= STATED GOAL =
Can you copy out the data exactly? Leave the images out.

------ TASK DATA

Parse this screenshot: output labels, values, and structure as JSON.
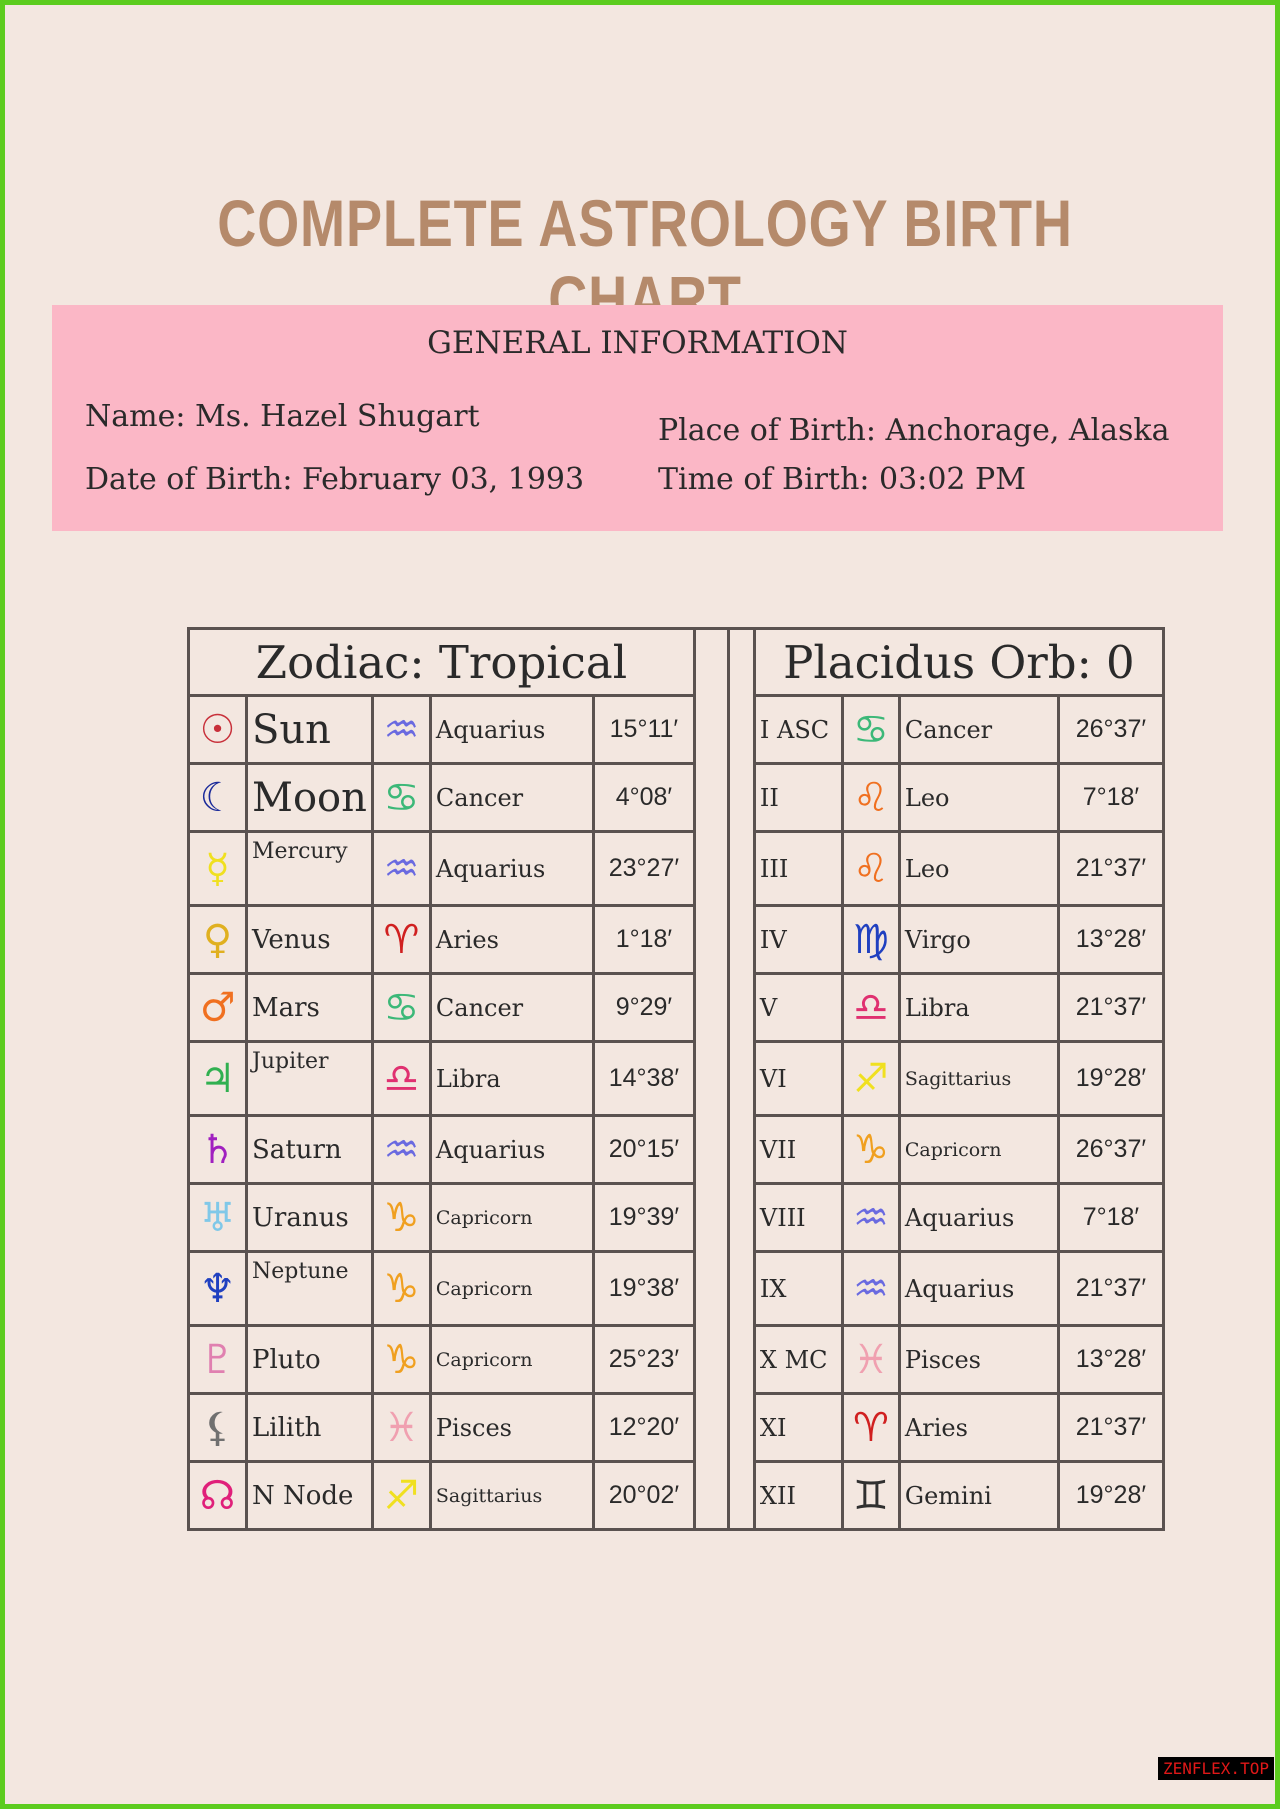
{
  "title": "COMPLETE ASTROLOGY BIRTH CHART",
  "general": {
    "heading": "GENERAL INFORMATION",
    "name": "Name: Ms. Hazel Shugart",
    "dob": "Date of Birth: February 03, 1993",
    "pob": "Place of Birth: Anchorage, Alaska",
    "tob": "Time of Birth: 03:02 PM"
  },
  "table": {
    "left_header": "Zodiac: Tropical",
    "right_header": "Placidus Orb: 0",
    "planets": [
      {
        "glyph": "☉",
        "color": "#c8303a",
        "name": "Sun",
        "sign_glyph": "♒",
        "sign_color": "#6a6ae0",
        "sign": "Aquarius",
        "deg": "15°11′"
      },
      {
        "glyph": "☾",
        "color": "#1a2a9a",
        "name": "Moon",
        "sign_glyph": "♋",
        "sign_color": "#3cb878",
        "sign": "Cancer",
        "deg": "4°08′"
      },
      {
        "glyph": "☿",
        "color": "#f0e020",
        "name": "Mercury",
        "sign_glyph": "♒",
        "sign_color": "#6a6ae0",
        "sign": "Aquarius",
        "deg": "23°27′"
      },
      {
        "glyph": "♀",
        "color": "#e0b020",
        "name": "Venus",
        "sign_glyph": "♈",
        "sign_color": "#d02020",
        "sign": "Aries",
        "deg": "1°18′"
      },
      {
        "glyph": "♂",
        "color": "#f07020",
        "name": "Mars",
        "sign_glyph": "♋",
        "sign_color": "#3cb878",
        "sign": "Cancer",
        "deg": "9°29′"
      },
      {
        "glyph": "♃",
        "color": "#30b050",
        "name": "Jupiter",
        "sign_glyph": "♎",
        "sign_color": "#e03070",
        "sign": "Libra",
        "deg": "14°38′"
      },
      {
        "glyph": "♄",
        "color": "#a020c0",
        "name": "Saturn",
        "sign_glyph": "♒",
        "sign_color": "#6a6ae0",
        "sign": "Aquarius",
        "deg": "20°15′"
      },
      {
        "glyph": "♅",
        "color": "#80c8e8",
        "name": "Uranus",
        "sign_glyph": "♑",
        "sign_color": "#f0a020",
        "sign": "Capricorn",
        "deg": "19°39′"
      },
      {
        "glyph": "♆",
        "color": "#2040c0",
        "name": "Neptune",
        "sign_glyph": "♑",
        "sign_color": "#f0a020",
        "sign": "Capricorn",
        "deg": "19°38′"
      },
      {
        "glyph": "♇",
        "color": "#e080b0",
        "name": "Pluto",
        "sign_glyph": "♑",
        "sign_color": "#f0a020",
        "sign": "Capricorn",
        "deg": "25°23′"
      },
      {
        "glyph": "⚸",
        "color": "#707070",
        "name": "Lilith",
        "sign_glyph": "♓",
        "sign_color": "#f0a0b0",
        "sign": "Pisces",
        "deg": "12°20′"
      },
      {
        "glyph": "☊",
        "color": "#e0207a",
        "name": "N Node",
        "sign_glyph": "♐",
        "sign_color": "#f0e020",
        "sign": "Sagittarius",
        "deg": "20°02′"
      }
    ],
    "houses": [
      {
        "house": "I ASC",
        "sign_glyph": "♋",
        "sign_color": "#3cb878",
        "sign": "Cancer",
        "deg": "26°37′"
      },
      {
        "house": "II",
        "sign_glyph": "♌",
        "sign_color": "#f07020",
        "sign": "Leo",
        "deg": "7°18′"
      },
      {
        "house": "III",
        "sign_glyph": "♌",
        "sign_color": "#f07020",
        "sign": "Leo",
        "deg": "21°37′"
      },
      {
        "house": "IV",
        "sign_glyph": "♍",
        "sign_color": "#2040c0",
        "sign": "Virgo",
        "deg": "13°28′"
      },
      {
        "house": "V",
        "sign_glyph": "♎",
        "sign_color": "#e03070",
        "sign": "Libra",
        "deg": "21°37′"
      },
      {
        "house": "VI",
        "sign_glyph": "♐",
        "sign_color": "#f0e020",
        "sign": "Sagittarius",
        "deg": "19°28′"
      },
      {
        "house": "VII",
        "sign_glyph": "♑",
        "sign_color": "#f0a020",
        "sign": "Capricorn",
        "deg": "26°37′"
      },
      {
        "house": "VIII",
        "sign_glyph": "♒",
        "sign_color": "#6a6ae0",
        "sign": "Aquarius",
        "deg": "7°18′"
      },
      {
        "house": "IX",
        "sign_glyph": "♒",
        "sign_color": "#6a6ae0",
        "sign": "Aquarius",
        "deg": "21°37′"
      },
      {
        "house": "X MC",
        "sign_glyph": "♓",
        "sign_color": "#f0a0b0",
        "sign": "Pisces",
        "deg": "13°28′"
      },
      {
        "house": "XI",
        "sign_glyph": "♈",
        "sign_color": "#d02020",
        "sign": "Aries",
        "deg": "21°37′"
      },
      {
        "house": "XII",
        "sign_glyph": "♊",
        "sign_color": "#303030",
        "sign": "Gemini",
        "deg": "19°28′"
      }
    ]
  },
  "watermark": "ZENFLEX.TOP"
}
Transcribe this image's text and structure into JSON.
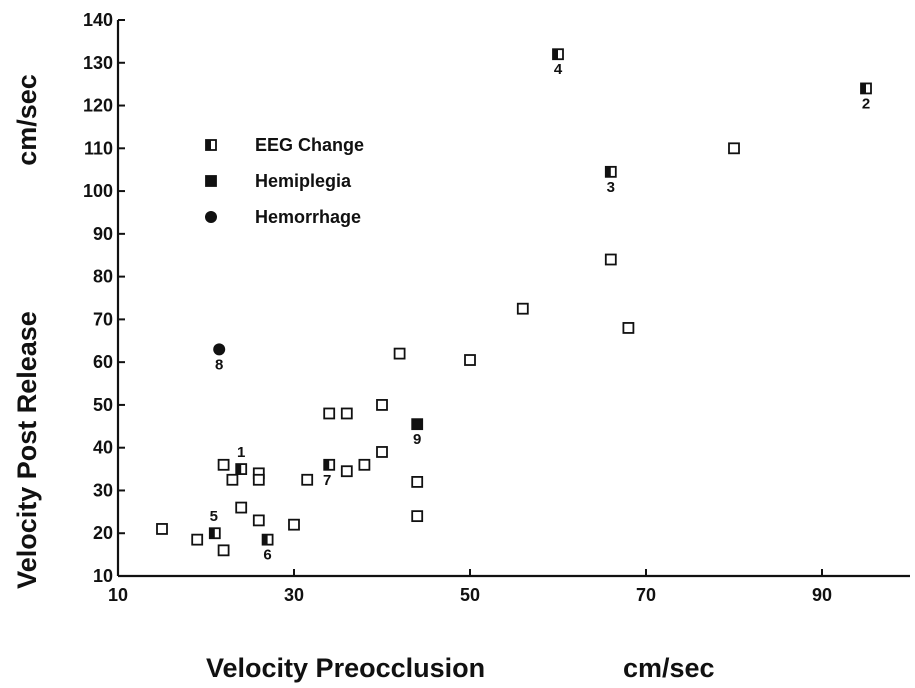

------------

= SOLUTION TO THE PROBLEM =
Parse this screenshot: output labels, values, and structure as JSON.
{
  "title": "COMPLETE ASTROLOGY BIRTH CHART",
  "general": {
    "heading": "GENERAL INFORMATION",
    "name": "Name: Ms. Hazel Shugart",
    "dob": "Date of Birth: February 03, 1993",
    "pob": "Place of Birth: Anchorage, Alaska",
    "tob": "Time of Birth: 03:02 PM"
  },
  "table": {
    "left_header": "Zodiac: Tropical",
    "right_header": "Placidus Orb: 0",
    "planets": [
      {
        "glyph": "☉",
        "color": "#c8303a",
        "name": "Sun",
        "sign_glyph": "♒",
        "sign_color": "#6a6ae0",
        "sign": "Aquarius",
        "deg": "15°11′"
      },
      {
        "glyph": "☾",
        "color": "#1a2a9a",
        "name": "Moon",
        "sign_glyph": "♋",
        "sign_color": "#3cb878",
        "sign": "Cancer",
        "deg": "4°08′"
      },
      {
        "glyph": "☿",
        "color": "#f0e020",
        "name": "Mercury",
        "sign_glyph": "♒",
        "sign_color": "#6a6ae0",
        "sign": "Aquarius",
        "deg": "23°27′"
      },
      {
        "glyph": "♀",
        "color": "#e0b020",
        "name": "Venus",
        "sign_glyph": "♈",
        "sign_color": "#d02020",
        "sign": "Aries",
        "deg": "1°18′"
      },
      {
        "glyph": "♂",
        "color": "#f07020",
        "name": "Mars",
        "sign_glyph": "♋",
        "sign_color": "#3cb878",
        "sign": "Cancer",
        "deg": "9°29′"
      },
      {
        "glyph": "♃",
        "color": "#30b050",
        "name": "Jupiter",
        "sign_glyph": "♎",
        "sign_color": "#e03070",
        "sign": "Libra",
        "deg": "14°38′"
      },
      {
        "glyph": "♄",
        "color": "#a020c0",
        "name": "Saturn",
        "sign_glyph": "♒",
        "sign_color": "#6a6ae0",
        "sign": "Aquarius",
        "deg": "20°15′"
      },
      {
        "glyph": "♅",
        "color": "#80c8e8",
        "name": "Uranus",
        "sign_glyph": "♑",
        "sign_color": "#f0a020",
        "sign": "Capricorn",
        "deg": "19°39′"
      },
      {
        "glyph": "♆",
        "color": "#2040c0",
        "name": "Neptune",
        "sign_glyph": "♑",
        "sign_color": "#f0a020",
        "sign": "Capricorn",
        "deg": "19°38′"
      },
      {
        "glyph": "♇",
        "color": "#e080b0",
        "name": "Pluto",
        "sign_glyph": "♑",
        "sign_color": "#f0a020",
        "sign": "Capricorn",
        "deg": "25°23′"
      },
      {
        "glyph": "⚸",
        "color": "#707070",
        "name": "Lilith",
        "sign_glyph": "♓",
        "sign_color": "#f0a0b0",
        "sign": "Pisces",
        "deg": "12°20′"
      },
      {
        "glyph": "☊",
        "color": "#e0207a",
        "name": "N Node",
        "sign_glyph": "♐",
        "sign_color": "#f0e020",
        "sign": "Sagittarius",
        "deg": "20°02′"
      }
    ],
    "houses": [
      {
        "house": "I ASC",
        "sign_glyph": "♋",
        "sign_color": "#3cb878",
        "sign": "Cancer",
        "deg": "26°37′"
      },
      {
        "house": "II",
        "sign_glyph": "♌",
        "sign_color": "#f07020",
        "sign": "Leo",
        "deg": "7°18′"
      },
      {
        "house": "III",
        "sign_glyph": "♌",
        "sign_color": "#f07020",
        "sign": "Leo",
        "deg": "21°37′"
      },
      {
        "house": "IV",
        "sign_glyph": "♍",
        "sign_color": "#2040c0",
        "sign": "Virgo",
        "deg": "13°28′"
      },
      {
        "house": "V",
        "sign_glyph": "♎",
        "sign_color": "#e03070",
        "sign": "Libra",
        "deg": "21°37′"
      },
      {
        "house": "VI",
        "sign_glyph": "♐",
        "sign_color": "#f0e020",
        "sign": "Sagittarius",
        "deg": "19°28′"
      },
      {
        "house": "VII",
        "sign_glyph": "♑",
        "sign_color": "#f0a020",
        "sign": "Capricorn",
        "deg": "26°37′"
      },
      {
        "house": "VIII",
        "sign_glyph": "♒",
        "sign_color": "#6a6ae0",
        "sign": "Aquarius",
        "deg": "7°18′"
      },
      {
        "house": "IX",
        "sign_glyph": "♒",
        "sign_color": "#6a6ae0",
        "sign": "Aquarius",
        "deg": "21°37′"
      },
      {
        "house": "X MC",
        "sign_glyph": "♓",
        "sign_color": "#f0a0b0",
        "sign": "Pisces",
        "deg": "13°28′"
      },
      {
        "house": "XI",
        "sign_glyph": "♈",
        "sign_color": "#d02020",
        "sign": "Aries",
        "deg": "21°37′"
      },
      {
        "house": "XII",
        "sign_glyph": "♊",
        "sign_color": "#303030",
        "sign": "Gemini",
        "deg": "19°28′"
      }
    ]
  },
  "watermark": "ZENFLEX.TOP"
}
Transcribe this image's text and structure into JSON.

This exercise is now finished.